# Data supplied
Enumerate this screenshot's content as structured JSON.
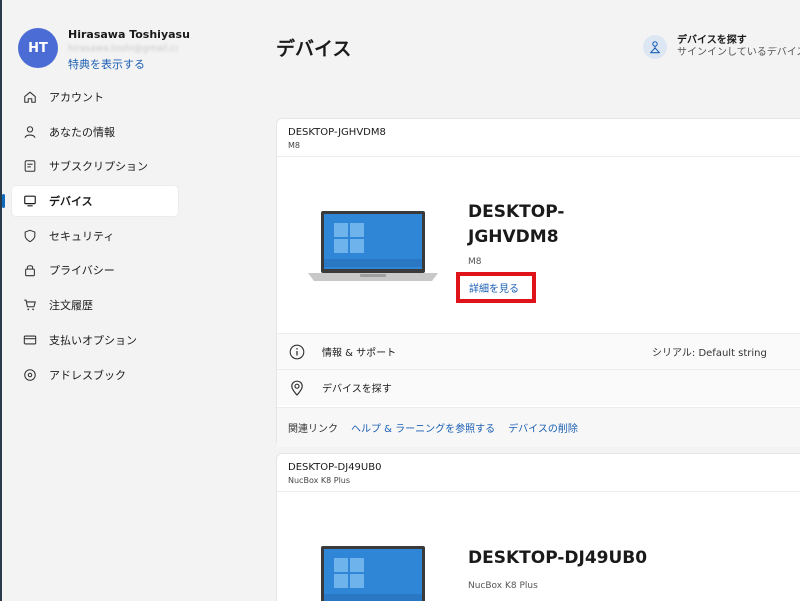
{
  "profile": {
    "initials": "HT",
    "name": "Hirasawa Toshiyasu",
    "email": "hirasawa.toshi@gmail.com",
    "benefits_link": "特典を表示する"
  },
  "sidebar": {
    "items": [
      {
        "label": "アカウント",
        "icon": "home-icon"
      },
      {
        "label": "あなたの情報",
        "icon": "person-icon"
      },
      {
        "label": "サブスクリプション",
        "icon": "subscription-icon"
      },
      {
        "label": "デバイス",
        "icon": "laptop-icon",
        "active": true
      },
      {
        "label": "セキュリティ",
        "icon": "shield-icon"
      },
      {
        "label": "プライバシー",
        "icon": "lock-icon"
      },
      {
        "label": "注文履歴",
        "icon": "cart-icon"
      },
      {
        "label": "支払いオプション",
        "icon": "card-icon"
      },
      {
        "label": "アドレスブック",
        "icon": "location-icon"
      }
    ]
  },
  "header": {
    "title": "デバイス",
    "find_title": "デバイスを探す",
    "find_desc": "サインインしているデバイスを探す"
  },
  "devices": [
    {
      "name": "DESKTOP-JGHVDM8",
      "model": "M8",
      "hero_name": "DESKTOP-JGHVDM8",
      "details_link": "詳細を見る",
      "info_label": "情報 & サポート",
      "serial": "シリアル: Default string",
      "find_label": "デバイスを探す",
      "related_label": "関連リンク",
      "help_link": "ヘルプ & ラーニングを参照する",
      "remove_link": "デバイスの削除"
    },
    {
      "name": "DESKTOP-DJ49UB0",
      "model": "NucBox K8 Plus",
      "hero_name": "DESKTOP-DJ49UB0"
    }
  ],
  "colors": {
    "accent": "#0f6cbd",
    "link": "#1a5fb4",
    "highlight_box": "#e0131a",
    "avatar": "#4a6cd4",
    "screen_blue": "#2f86d6"
  }
}
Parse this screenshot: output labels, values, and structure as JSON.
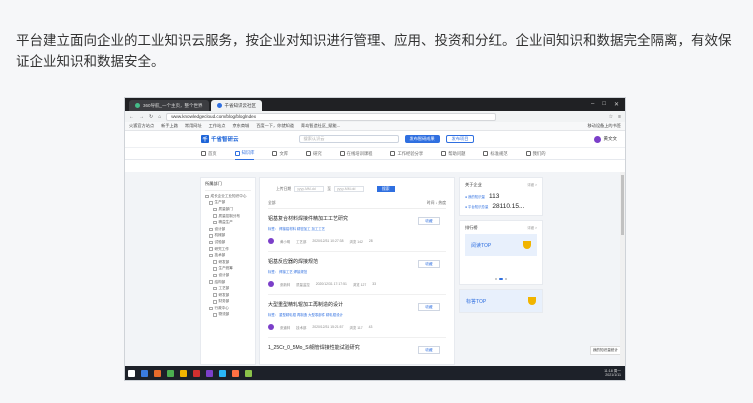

# Set exercise
In this exercise, set down all of the data exactly, without the pictures.

# Written solution
Enumerate this screenshot's content as structured JSON.
{
  "profile": {
    "initials": "HT",
    "name": "Hirasawa Toshiyasu",
    "email": "hirasawa.toshi@gmail.com",
    "benefits_link": "特典を表示する"
  },
  "sidebar": {
    "items": [
      {
        "label": "アカウント",
        "icon": "home-icon"
      },
      {
        "label": "あなたの情報",
        "icon": "person-icon"
      },
      {
        "label": "サブスクリプション",
        "icon": "subscription-icon"
      },
      {
        "label": "デバイス",
        "icon": "laptop-icon",
        "active": true
      },
      {
        "label": "セキュリティ",
        "icon": "shield-icon"
      },
      {
        "label": "プライバシー",
        "icon": "lock-icon"
      },
      {
        "label": "注文履歴",
        "icon": "cart-icon"
      },
      {
        "label": "支払いオプション",
        "icon": "card-icon"
      },
      {
        "label": "アドレスブック",
        "icon": "location-icon"
      }
    ]
  },
  "header": {
    "title": "デバイス",
    "find_title": "デバイスを探す",
    "find_desc": "サインインしているデバイスを探す"
  },
  "devices": [
    {
      "name": "DESKTOP-JGHVDM8",
      "model": "M8",
      "hero_name": "DESKTOP-JGHVDM8",
      "details_link": "詳細を見る",
      "info_label": "情報 & サポート",
      "serial": "シリアル: Default string",
      "find_label": "デバイスを探す",
      "related_label": "関連リンク",
      "help_link": "ヘルプ & ラーニングを参照する",
      "remove_link": "デバイスの削除"
    },
    {
      "name": "DESKTOP-DJ49UB0",
      "model": "NucBox K8 Plus",
      "hero_name": "DESKTOP-DJ49UB0"
    }
  ],
  "colors": {
    "accent": "#0f6cbd",
    "link": "#1a5fb4",
    "highlight_box": "#e0131a",
    "avatar": "#4a6cd4",
    "screen_blue": "#2f86d6"
  }
}
Parse this screenshot: output labels, values, and structure as JSON.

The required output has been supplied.